::: Provided records

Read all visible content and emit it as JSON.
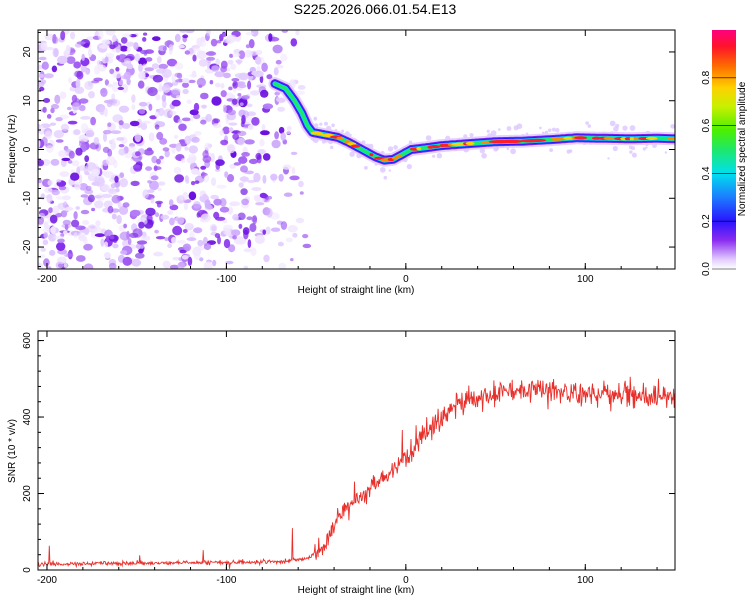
{
  "title": "S225.2026.066.01.54.E13",
  "chart_data": [
    {
      "type": "heatmap",
      "xlabel": "Height of straight line (km)",
      "ylabel": "Frequency (Hz)",
      "xlim": [
        -205,
        150
      ],
      "ylim": [
        -24.5,
        24.5
      ],
      "xticks": [
        -200,
        -100,
        0,
        100
      ],
      "yticks": [
        -20,
        -10,
        0,
        10,
        20
      ],
      "noise_region_x": [
        -205,
        -60
      ],
      "ridge": [
        {
          "x": -73,
          "y": 13.5
        },
        {
          "x": -67,
          "y": 12.5
        },
        {
          "x": -62,
          "y": 10.0
        },
        {
          "x": -58,
          "y": 7.5
        },
        {
          "x": -55,
          "y": 5.0
        },
        {
          "x": -52,
          "y": 3.5
        },
        {
          "x": -45,
          "y": 3.0
        },
        {
          "x": -38,
          "y": 2.5
        },
        {
          "x": -32,
          "y": 1.5
        },
        {
          "x": -27,
          "y": 0.5
        },
        {
          "x": -22,
          "y": -0.5
        },
        {
          "x": -17,
          "y": -1.5
        },
        {
          "x": -12,
          "y": -2.2
        },
        {
          "x": -7,
          "y": -2.0
        },
        {
          "x": -2,
          "y": -1.0
        },
        {
          "x": 3,
          "y": 0.0
        },
        {
          "x": 10,
          "y": 0.3
        },
        {
          "x": 20,
          "y": 0.8
        },
        {
          "x": 35,
          "y": 1.2
        },
        {
          "x": 50,
          "y": 1.6
        },
        {
          "x": 65,
          "y": 1.7
        },
        {
          "x": 80,
          "y": 2.0
        },
        {
          "x": 95,
          "y": 2.4
        },
        {
          "x": 110,
          "y": 2.3
        },
        {
          "x": 125,
          "y": 2.2
        },
        {
          "x": 140,
          "y": 2.3
        },
        {
          "x": 150,
          "y": 2.2
        }
      ],
      "colorbar": {
        "label": "Normalized spectral amplitude",
        "range": [
          0.0,
          1.0
        ],
        "ticks": [
          "0.0",
          "0.2",
          "0.4",
          "0.6",
          "0.8"
        ]
      }
    },
    {
      "type": "line",
      "series": [
        {
          "name": "SNR",
          "color": "#e8302b",
          "x": [
            -205,
            -150,
            -100,
            -70,
            -55,
            -45,
            -38,
            -30,
            -20,
            -10,
            0,
            10,
            20,
            30,
            40,
            50,
            60,
            70,
            80,
            90,
            100,
            110,
            120,
            130,
            140,
            150
          ],
          "y": [
            15,
            18,
            20,
            22,
            30,
            60,
            140,
            175,
            205,
            250,
            290,
            345,
            400,
            435,
            450,
            460,
            470,
            472,
            470,
            465,
            462,
            462,
            460,
            455,
            455,
            455
          ]
        }
      ],
      "xlabel": "Height of straight line (km)",
      "ylabel": "SNR (10 * v/v)",
      "xlim": [
        -205,
        150
      ],
      "ylim": [
        0,
        625
      ],
      "xticks": [
        -200,
        -100,
        0,
        100
      ],
      "yticks": [
        0,
        200,
        400,
        600
      ]
    }
  ]
}
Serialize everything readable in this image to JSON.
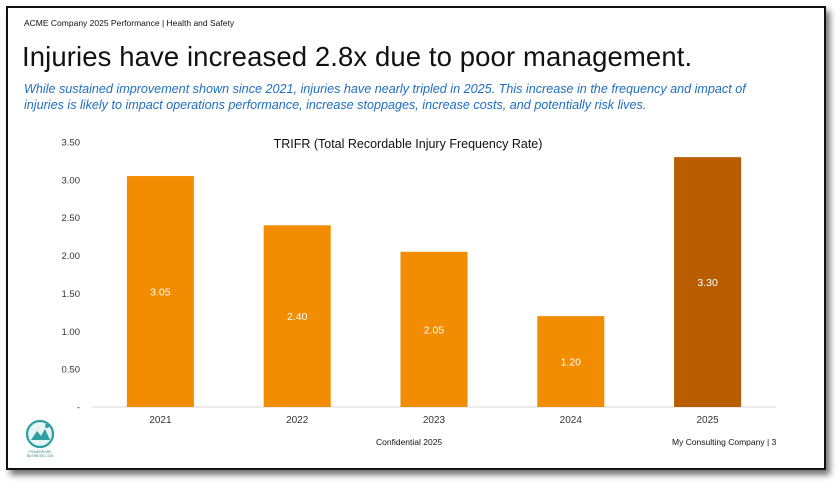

::::::

Reproduce the records above exactly, leaving out every picture they contain.

■ **Correct response**
Read all visible content and emit it as JSON.
{
  "title": "S225.2026.066.01.54.E13",
  "chart_data": [
    {
      "type": "heatmap",
      "xlabel": "Height of straight line (km)",
      "ylabel": "Frequency (Hz)",
      "xlim": [
        -205,
        150
      ],
      "ylim": [
        -24.5,
        24.5
      ],
      "xticks": [
        -200,
        -100,
        0,
        100
      ],
      "yticks": [
        -20,
        -10,
        0,
        10,
        20
      ],
      "noise_region_x": [
        -205,
        -60
      ],
      "ridge": [
        {
          "x": -73,
          "y": 13.5
        },
        {
          "x": -67,
          "y": 12.5
        },
        {
          "x": -62,
          "y": 10.0
        },
        {
          "x": -58,
          "y": 7.5
        },
        {
          "x": -55,
          "y": 5.0
        },
        {
          "x": -52,
          "y": 3.5
        },
        {
          "x": -45,
          "y": 3.0
        },
        {
          "x": -38,
          "y": 2.5
        },
        {
          "x": -32,
          "y": 1.5
        },
        {
          "x": -27,
          "y": 0.5
        },
        {
          "x": -22,
          "y": -0.5
        },
        {
          "x": -17,
          "y": -1.5
        },
        {
          "x": -12,
          "y": -2.2
        },
        {
          "x": -7,
          "y": -2.0
        },
        {
          "x": -2,
          "y": -1.0
        },
        {
          "x": 3,
          "y": 0.0
        },
        {
          "x": 10,
          "y": 0.3
        },
        {
          "x": 20,
          "y": 0.8
        },
        {
          "x": 35,
          "y": 1.2
        },
        {
          "x": 50,
          "y": 1.6
        },
        {
          "x": 65,
          "y": 1.7
        },
        {
          "x": 80,
          "y": 2.0
        },
        {
          "x": 95,
          "y": 2.4
        },
        {
          "x": 110,
          "y": 2.3
        },
        {
          "x": 125,
          "y": 2.2
        },
        {
          "x": 140,
          "y": 2.3
        },
        {
          "x": 150,
          "y": 2.2
        }
      ],
      "colorbar": {
        "label": "Normalized spectral amplitude",
        "range": [
          0.0,
          1.0
        ],
        "ticks": [
          "0.0",
          "0.2",
          "0.4",
          "0.6",
          "0.8"
        ]
      }
    },
    {
      "type": "line",
      "series": [
        {
          "name": "SNR",
          "color": "#e8302b",
          "x": [
            -205,
            -150,
            -100,
            -70,
            -55,
            -45,
            -38,
            -30,
            -20,
            -10,
            0,
            10,
            20,
            30,
            40,
            50,
            60,
            70,
            80,
            90,
            100,
            110,
            120,
            130,
            140,
            150
          ],
          "y": [
            15,
            18,
            20,
            22,
            30,
            60,
            140,
            175,
            205,
            250,
            290,
            345,
            400,
            435,
            450,
            460,
            470,
            472,
            470,
            465,
            462,
            462,
            460,
            455,
            455,
            455
          ]
        }
      ],
      "xlabel": "Height of straight line (km)",
      "ylabel": "SNR (10 * v/v)",
      "xlim": [
        -205,
        150
      ],
      "ylim": [
        0,
        625
      ],
      "xticks": [
        -200,
        -100,
        0,
        100
      ],
      "yticks": [
        0,
        200,
        400,
        600
      ]
    }
  ]
}
Serialize everything readable in this image to JSON.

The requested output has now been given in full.